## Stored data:

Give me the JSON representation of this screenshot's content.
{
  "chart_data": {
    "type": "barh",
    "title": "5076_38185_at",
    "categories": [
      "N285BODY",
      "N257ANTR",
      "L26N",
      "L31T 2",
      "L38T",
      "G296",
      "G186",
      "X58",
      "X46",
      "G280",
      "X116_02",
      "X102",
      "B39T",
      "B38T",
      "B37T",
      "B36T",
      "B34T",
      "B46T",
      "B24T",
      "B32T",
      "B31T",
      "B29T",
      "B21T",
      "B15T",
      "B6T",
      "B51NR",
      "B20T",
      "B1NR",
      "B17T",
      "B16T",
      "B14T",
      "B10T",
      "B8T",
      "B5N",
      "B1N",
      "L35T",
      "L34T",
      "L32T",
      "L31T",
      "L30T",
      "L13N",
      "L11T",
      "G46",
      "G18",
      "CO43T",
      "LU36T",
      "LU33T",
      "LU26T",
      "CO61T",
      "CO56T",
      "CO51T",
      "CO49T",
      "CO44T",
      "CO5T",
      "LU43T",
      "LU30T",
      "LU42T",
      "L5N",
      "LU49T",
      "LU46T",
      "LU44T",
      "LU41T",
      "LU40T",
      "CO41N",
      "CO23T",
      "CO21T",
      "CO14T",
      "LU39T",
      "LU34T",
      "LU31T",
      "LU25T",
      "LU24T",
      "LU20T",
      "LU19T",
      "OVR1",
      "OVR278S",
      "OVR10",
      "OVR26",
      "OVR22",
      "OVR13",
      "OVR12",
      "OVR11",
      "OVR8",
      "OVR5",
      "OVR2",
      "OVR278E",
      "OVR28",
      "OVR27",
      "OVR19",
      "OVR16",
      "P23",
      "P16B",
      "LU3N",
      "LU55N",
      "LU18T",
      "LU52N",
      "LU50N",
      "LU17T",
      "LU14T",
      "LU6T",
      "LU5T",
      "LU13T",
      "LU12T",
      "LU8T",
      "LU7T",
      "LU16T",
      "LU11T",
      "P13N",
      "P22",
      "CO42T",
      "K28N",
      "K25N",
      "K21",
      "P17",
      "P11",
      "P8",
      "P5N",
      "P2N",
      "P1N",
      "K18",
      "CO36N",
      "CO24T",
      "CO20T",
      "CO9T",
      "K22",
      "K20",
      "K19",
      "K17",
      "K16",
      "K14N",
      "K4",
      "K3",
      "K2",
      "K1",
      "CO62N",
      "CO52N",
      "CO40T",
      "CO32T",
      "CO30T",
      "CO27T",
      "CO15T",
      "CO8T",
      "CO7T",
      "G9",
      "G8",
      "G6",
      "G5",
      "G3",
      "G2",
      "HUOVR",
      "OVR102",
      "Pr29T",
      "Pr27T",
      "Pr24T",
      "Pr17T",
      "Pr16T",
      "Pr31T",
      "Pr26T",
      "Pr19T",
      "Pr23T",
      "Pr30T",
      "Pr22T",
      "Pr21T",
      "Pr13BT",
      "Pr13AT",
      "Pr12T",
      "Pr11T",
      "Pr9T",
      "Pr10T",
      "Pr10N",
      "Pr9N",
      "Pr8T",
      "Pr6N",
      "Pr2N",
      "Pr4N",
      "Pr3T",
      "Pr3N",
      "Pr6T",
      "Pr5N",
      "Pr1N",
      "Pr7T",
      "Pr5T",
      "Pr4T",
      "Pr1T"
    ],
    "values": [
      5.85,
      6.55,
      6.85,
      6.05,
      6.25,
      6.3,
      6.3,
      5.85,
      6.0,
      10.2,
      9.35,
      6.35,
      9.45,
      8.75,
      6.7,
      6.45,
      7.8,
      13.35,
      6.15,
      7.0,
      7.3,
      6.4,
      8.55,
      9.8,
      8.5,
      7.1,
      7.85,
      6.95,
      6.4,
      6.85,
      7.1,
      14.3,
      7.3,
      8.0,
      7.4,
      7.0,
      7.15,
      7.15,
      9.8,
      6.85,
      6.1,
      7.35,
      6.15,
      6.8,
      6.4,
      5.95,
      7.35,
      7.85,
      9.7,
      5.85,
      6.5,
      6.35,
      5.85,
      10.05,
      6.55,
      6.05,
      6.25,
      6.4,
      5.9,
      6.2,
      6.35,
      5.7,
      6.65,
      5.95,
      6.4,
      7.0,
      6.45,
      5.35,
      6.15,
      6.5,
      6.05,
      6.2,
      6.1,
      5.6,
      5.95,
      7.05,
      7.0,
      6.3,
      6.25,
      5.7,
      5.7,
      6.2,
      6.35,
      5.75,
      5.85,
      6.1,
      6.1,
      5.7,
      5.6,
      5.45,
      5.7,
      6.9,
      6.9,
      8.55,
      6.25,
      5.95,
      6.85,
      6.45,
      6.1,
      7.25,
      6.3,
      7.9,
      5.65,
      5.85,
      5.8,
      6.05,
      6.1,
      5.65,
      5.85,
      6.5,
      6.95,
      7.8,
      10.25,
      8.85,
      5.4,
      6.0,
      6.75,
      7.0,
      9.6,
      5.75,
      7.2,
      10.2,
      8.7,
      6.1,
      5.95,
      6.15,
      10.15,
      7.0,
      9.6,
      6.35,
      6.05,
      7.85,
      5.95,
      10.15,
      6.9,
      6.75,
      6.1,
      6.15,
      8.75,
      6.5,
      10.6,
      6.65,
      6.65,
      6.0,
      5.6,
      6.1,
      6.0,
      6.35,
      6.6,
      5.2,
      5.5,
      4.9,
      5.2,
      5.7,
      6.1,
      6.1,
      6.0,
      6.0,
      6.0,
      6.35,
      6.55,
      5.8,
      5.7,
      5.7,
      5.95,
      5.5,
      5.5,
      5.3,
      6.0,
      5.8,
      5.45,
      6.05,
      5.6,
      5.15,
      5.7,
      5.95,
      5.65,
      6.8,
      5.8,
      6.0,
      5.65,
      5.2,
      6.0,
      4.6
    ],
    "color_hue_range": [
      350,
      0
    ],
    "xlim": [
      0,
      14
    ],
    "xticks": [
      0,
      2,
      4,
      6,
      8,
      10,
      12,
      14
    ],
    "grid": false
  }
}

## GIVEN INSTRUCTION:
Repeat the material above in full, keeping every word.

## WORKED ANSWER:
Give me the JSON representation of this screenshot's content.
{
  "chart_data": {
    "type": "barh",
    "title": "5076_38185_at",
    "categories": [
      "N285BODY",
      "N257ANTR",
      "L26N",
      "L31T 2",
      "L38T",
      "G296",
      "G186",
      "X58",
      "X46",
      "G280",
      "X116_02",
      "X102",
      "B39T",
      "B38T",
      "B37T",
      "B36T",
      "B34T",
      "B46T",
      "B24T",
      "B32T",
      "B31T",
      "B29T",
      "B21T",
      "B15T",
      "B6T",
      "B51NR",
      "B20T",
      "B1NR",
      "B17T",
      "B16T",
      "B14T",
      "B10T",
      "B8T",
      "B5N",
      "B1N",
      "L35T",
      "L34T",
      "L32T",
      "L31T",
      "L30T",
      "L13N",
      "L11T",
      "G46",
      "G18",
      "CO43T",
      "LU36T",
      "LU33T",
      "LU26T",
      "CO61T",
      "CO56T",
      "CO51T",
      "CO49T",
      "CO44T",
      "CO5T",
      "LU43T",
      "LU30T",
      "LU42T",
      "L5N",
      "LU49T",
      "LU46T",
      "LU44T",
      "LU41T",
      "LU40T",
      "CO41N",
      "CO23T",
      "CO21T",
      "CO14T",
      "LU39T",
      "LU34T",
      "LU31T",
      "LU25T",
      "LU24T",
      "LU20T",
      "LU19T",
      "OVR1",
      "OVR278S",
      "OVR10",
      "OVR26",
      "OVR22",
      "OVR13",
      "OVR12",
      "OVR11",
      "OVR8",
      "OVR5",
      "OVR2",
      "OVR278E",
      "OVR28",
      "OVR27",
      "OVR19",
      "OVR16",
      "P23",
      "P16B",
      "LU3N",
      "LU55N",
      "LU18T",
      "LU52N",
      "LU50N",
      "LU17T",
      "LU14T",
      "LU6T",
      "LU5T",
      "LU13T",
      "LU12T",
      "LU8T",
      "LU7T",
      "LU16T",
      "LU11T",
      "P13N",
      "P22",
      "CO42T",
      "K28N",
      "K25N",
      "K21",
      "P17",
      "P11",
      "P8",
      "P5N",
      "P2N",
      "P1N",
      "K18",
      "CO36N",
      "CO24T",
      "CO20T",
      "CO9T",
      "K22",
      "K20",
      "K19",
      "K17",
      "K16",
      "K14N",
      "K4",
      "K3",
      "K2",
      "K1",
      "CO62N",
      "CO52N",
      "CO40T",
      "CO32T",
      "CO30T",
      "CO27T",
      "CO15T",
      "CO8T",
      "CO7T",
      "G9",
      "G8",
      "G6",
      "G5",
      "G3",
      "G2",
      "HUOVR",
      "OVR102",
      "Pr29T",
      "Pr27T",
      "Pr24T",
      "Pr17T",
      "Pr16T",
      "Pr31T",
      "Pr26T",
      "Pr19T",
      "Pr23T",
      "Pr30T",
      "Pr22T",
      "Pr21T",
      "Pr13BT",
      "Pr13AT",
      "Pr12T",
      "Pr11T",
      "Pr9T",
      "Pr10T",
      "Pr10N",
      "Pr9N",
      "Pr8T",
      "Pr6N",
      "Pr2N",
      "Pr4N",
      "Pr3T",
      "Pr3N",
      "Pr6T",
      "Pr5N",
      "Pr1N",
      "Pr7T",
      "Pr5T",
      "Pr4T",
      "Pr1T"
    ],
    "values": [
      5.85,
      6.55,
      6.85,
      6.05,
      6.25,
      6.3,
      6.3,
      5.85,
      6.0,
      10.2,
      9.35,
      6.35,
      9.45,
      8.75,
      6.7,
      6.45,
      7.8,
      13.35,
      6.15,
      7.0,
      7.3,
      6.4,
      8.55,
      9.8,
      8.5,
      7.1,
      7.85,
      6.95,
      6.4,
      6.85,
      7.1,
      14.3,
      7.3,
      8.0,
      7.4,
      7.0,
      7.15,
      7.15,
      9.8,
      6.85,
      6.1,
      7.35,
      6.15,
      6.8,
      6.4,
      5.95,
      7.35,
      7.85,
      9.7,
      5.85,
      6.5,
      6.35,
      5.85,
      10.05,
      6.55,
      6.05,
      6.25,
      6.4,
      5.9,
      6.2,
      6.35,
      5.7,
      6.65,
      5.95,
      6.4,
      7.0,
      6.45,
      5.35,
      6.15,
      6.5,
      6.05,
      6.2,
      6.1,
      5.6,
      5.95,
      7.05,
      7.0,
      6.3,
      6.25,
      5.7,
      5.7,
      6.2,
      6.35,
      5.75,
      5.85,
      6.1,
      6.1,
      5.7,
      5.6,
      5.45,
      5.7,
      6.9,
      6.9,
      8.55,
      6.25,
      5.95,
      6.85,
      6.45,
      6.1,
      7.25,
      6.3,
      7.9,
      5.65,
      5.85,
      5.8,
      6.05,
      6.1,
      5.65,
      5.85,
      6.5,
      6.95,
      7.8,
      10.25,
      8.85,
      5.4,
      6.0,
      6.75,
      7.0,
      9.6,
      5.75,
      7.2,
      10.2,
      8.7,
      6.1,
      5.95,
      6.15,
      10.15,
      7.0,
      9.6,
      6.35,
      6.05,
      7.85,
      5.95,
      10.15,
      6.9,
      6.75,
      6.1,
      6.15,
      8.75,
      6.5,
      10.6,
      6.65,
      6.65,
      6.0,
      5.6,
      6.1,
      6.0,
      6.35,
      6.6,
      5.2,
      5.5,
      4.9,
      5.2,
      5.7,
      6.1,
      6.1,
      6.0,
      6.0,
      6.0,
      6.35,
      6.55,
      5.8,
      5.7,
      5.7,
      5.95,
      5.5,
      5.5,
      5.3,
      6.0,
      5.8,
      5.45,
      6.05,
      5.6,
      5.15,
      5.7,
      5.95,
      5.65,
      6.8,
      5.8,
      6.0,
      5.65,
      5.2,
      6.0,
      4.6
    ],
    "color_hue_range": [
      350,
      0
    ],
    "xlim": [
      0,
      14
    ],
    "xticks": [
      0,
      2,
      4,
      6,
      8,
      10,
      12,
      14
    ],
    "grid": false
  }
}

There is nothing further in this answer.